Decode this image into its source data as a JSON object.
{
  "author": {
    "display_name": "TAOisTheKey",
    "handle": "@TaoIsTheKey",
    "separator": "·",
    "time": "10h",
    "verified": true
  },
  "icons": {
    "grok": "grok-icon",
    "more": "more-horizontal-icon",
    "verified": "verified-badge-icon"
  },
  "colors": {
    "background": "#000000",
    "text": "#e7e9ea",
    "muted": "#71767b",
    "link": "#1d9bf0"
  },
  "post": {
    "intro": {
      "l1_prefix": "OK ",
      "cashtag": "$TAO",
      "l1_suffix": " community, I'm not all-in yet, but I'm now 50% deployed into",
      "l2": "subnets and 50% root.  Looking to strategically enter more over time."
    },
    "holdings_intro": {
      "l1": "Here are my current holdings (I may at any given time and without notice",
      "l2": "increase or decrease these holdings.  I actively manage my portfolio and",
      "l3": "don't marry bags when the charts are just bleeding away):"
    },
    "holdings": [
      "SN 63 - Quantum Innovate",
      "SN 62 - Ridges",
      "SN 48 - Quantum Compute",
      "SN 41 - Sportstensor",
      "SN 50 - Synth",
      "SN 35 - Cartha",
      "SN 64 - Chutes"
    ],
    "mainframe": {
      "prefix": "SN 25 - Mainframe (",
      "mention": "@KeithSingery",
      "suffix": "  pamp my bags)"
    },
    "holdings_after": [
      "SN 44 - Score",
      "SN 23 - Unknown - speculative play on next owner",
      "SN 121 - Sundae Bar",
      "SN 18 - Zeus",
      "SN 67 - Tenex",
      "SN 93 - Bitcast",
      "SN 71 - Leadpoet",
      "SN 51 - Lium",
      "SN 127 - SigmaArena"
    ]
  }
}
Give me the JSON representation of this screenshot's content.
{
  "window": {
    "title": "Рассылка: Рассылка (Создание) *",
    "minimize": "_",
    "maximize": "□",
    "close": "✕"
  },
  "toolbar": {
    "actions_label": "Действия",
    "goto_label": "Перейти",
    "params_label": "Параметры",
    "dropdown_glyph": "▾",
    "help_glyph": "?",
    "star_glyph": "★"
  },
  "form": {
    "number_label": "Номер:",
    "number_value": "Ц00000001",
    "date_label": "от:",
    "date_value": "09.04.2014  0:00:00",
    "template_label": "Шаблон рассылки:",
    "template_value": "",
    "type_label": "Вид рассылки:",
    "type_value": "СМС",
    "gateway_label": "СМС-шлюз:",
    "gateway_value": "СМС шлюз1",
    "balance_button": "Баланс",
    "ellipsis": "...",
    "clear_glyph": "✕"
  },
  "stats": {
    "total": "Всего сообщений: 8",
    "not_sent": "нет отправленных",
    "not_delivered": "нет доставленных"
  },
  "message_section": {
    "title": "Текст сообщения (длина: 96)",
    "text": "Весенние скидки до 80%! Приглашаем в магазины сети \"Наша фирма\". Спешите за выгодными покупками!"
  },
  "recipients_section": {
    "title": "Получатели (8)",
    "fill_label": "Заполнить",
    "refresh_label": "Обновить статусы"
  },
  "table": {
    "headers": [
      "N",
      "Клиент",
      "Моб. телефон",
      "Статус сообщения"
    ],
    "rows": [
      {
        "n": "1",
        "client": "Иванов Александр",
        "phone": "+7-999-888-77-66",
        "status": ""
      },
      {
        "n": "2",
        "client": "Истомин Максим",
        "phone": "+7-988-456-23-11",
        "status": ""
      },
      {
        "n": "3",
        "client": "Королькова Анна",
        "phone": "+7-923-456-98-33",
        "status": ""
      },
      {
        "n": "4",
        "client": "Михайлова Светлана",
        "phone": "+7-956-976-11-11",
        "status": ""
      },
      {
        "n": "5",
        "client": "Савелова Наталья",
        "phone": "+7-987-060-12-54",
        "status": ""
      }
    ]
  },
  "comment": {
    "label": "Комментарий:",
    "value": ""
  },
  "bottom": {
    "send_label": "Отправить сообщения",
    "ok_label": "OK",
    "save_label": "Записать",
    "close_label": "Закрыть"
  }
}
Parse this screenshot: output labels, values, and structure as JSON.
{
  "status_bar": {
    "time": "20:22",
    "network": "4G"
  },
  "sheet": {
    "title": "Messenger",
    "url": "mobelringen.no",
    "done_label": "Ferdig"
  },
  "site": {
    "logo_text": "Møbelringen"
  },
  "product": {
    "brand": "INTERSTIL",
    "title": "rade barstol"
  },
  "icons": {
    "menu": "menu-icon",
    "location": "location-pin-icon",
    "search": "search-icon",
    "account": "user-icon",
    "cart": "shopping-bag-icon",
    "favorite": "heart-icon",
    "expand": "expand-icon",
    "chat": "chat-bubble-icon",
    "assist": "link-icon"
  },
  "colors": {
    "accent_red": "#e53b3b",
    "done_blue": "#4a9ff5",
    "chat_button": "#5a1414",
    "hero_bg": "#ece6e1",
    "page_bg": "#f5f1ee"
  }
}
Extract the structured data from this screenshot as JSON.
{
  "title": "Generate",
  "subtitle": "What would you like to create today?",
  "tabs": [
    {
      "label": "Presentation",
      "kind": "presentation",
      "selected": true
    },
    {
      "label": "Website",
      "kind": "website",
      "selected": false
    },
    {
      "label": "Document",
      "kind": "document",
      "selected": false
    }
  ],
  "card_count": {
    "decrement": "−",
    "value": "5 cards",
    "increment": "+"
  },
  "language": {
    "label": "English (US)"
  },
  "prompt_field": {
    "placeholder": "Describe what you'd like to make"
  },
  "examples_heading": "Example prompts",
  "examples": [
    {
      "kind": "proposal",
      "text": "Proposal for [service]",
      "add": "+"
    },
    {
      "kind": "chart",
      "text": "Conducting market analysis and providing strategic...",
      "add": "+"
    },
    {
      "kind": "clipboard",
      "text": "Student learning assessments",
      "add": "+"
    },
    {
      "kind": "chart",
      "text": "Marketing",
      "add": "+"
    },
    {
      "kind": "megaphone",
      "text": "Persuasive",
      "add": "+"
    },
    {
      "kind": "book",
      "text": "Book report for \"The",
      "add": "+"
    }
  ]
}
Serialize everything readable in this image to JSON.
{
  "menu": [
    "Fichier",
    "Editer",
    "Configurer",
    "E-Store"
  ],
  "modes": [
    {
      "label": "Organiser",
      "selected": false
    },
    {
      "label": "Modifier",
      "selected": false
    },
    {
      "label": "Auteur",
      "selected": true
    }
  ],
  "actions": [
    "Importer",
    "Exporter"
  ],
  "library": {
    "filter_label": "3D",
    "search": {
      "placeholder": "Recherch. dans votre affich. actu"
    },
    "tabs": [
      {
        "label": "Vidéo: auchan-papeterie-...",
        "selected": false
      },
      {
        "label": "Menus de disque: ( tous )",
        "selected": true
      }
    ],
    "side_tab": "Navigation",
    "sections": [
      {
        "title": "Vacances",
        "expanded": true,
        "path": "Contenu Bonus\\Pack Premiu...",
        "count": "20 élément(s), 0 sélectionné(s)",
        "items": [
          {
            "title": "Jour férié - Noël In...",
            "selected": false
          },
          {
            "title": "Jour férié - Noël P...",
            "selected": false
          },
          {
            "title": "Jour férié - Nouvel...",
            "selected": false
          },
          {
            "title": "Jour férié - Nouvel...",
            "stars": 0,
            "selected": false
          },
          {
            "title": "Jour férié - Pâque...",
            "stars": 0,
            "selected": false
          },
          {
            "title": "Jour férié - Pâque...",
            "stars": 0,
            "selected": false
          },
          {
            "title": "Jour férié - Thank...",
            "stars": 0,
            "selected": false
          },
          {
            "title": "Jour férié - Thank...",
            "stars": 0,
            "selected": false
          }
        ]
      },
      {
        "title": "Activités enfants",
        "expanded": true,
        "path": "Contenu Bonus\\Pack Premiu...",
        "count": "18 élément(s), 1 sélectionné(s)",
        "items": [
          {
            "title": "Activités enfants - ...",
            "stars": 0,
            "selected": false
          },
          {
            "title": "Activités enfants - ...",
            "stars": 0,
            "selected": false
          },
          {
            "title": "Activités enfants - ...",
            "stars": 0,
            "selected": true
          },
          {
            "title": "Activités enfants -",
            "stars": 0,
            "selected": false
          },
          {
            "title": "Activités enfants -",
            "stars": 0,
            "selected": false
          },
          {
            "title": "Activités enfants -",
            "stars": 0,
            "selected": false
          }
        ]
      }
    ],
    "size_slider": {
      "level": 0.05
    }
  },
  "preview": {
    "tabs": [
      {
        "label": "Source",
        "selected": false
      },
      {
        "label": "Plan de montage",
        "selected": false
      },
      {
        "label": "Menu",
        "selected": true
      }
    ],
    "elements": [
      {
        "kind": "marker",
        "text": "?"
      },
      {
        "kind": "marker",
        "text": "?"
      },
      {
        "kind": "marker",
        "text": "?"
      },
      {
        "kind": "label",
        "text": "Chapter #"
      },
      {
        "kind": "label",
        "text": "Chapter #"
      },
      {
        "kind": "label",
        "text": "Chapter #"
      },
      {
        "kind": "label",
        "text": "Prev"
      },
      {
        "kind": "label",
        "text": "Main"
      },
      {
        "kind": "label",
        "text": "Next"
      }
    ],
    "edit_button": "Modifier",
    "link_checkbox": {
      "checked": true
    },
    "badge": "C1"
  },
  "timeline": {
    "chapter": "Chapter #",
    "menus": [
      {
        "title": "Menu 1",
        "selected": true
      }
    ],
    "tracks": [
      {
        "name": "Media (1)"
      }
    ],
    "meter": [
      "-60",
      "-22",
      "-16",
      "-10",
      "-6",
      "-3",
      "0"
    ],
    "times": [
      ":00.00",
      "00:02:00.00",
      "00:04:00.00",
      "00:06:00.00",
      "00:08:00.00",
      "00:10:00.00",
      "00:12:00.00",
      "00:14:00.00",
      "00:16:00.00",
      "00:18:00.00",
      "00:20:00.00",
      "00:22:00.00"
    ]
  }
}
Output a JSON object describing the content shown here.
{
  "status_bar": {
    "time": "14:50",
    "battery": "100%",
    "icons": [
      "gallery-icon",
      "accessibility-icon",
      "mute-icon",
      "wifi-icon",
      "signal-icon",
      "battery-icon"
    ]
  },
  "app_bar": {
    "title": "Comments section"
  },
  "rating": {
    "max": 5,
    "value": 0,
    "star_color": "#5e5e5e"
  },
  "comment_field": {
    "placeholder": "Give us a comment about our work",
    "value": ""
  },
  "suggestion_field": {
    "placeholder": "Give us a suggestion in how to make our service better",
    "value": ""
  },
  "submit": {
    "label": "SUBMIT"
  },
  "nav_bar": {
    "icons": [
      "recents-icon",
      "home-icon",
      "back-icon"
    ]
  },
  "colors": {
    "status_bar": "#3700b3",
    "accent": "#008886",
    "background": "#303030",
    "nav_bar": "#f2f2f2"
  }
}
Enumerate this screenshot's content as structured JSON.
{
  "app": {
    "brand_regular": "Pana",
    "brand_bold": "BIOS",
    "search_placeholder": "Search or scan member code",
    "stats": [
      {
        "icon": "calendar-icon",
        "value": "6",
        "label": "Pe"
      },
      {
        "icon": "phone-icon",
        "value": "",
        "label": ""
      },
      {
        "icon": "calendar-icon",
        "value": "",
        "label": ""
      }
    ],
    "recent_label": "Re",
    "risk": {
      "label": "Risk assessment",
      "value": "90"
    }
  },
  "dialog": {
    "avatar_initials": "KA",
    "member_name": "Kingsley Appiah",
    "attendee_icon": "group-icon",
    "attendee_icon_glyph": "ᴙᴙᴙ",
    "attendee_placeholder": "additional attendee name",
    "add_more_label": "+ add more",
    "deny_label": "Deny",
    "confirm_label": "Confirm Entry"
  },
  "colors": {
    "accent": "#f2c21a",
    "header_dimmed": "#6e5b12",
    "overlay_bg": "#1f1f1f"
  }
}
.....
- WHAT THE TASK REQUIRES:
Copy every single line of the material above that holds "this".

- EXERCISE SOLUTION:
Decode this image into its source data as a JSON object.
Give me the JSON representation of this screenshot's content.
Parse this screenshot: output labels, values, and structure as JSON.
Extract the structured data from this screenshot as JSON.
Serialize everything readable in this image to JSON.
Enumerate this screenshot's content as structured JSON.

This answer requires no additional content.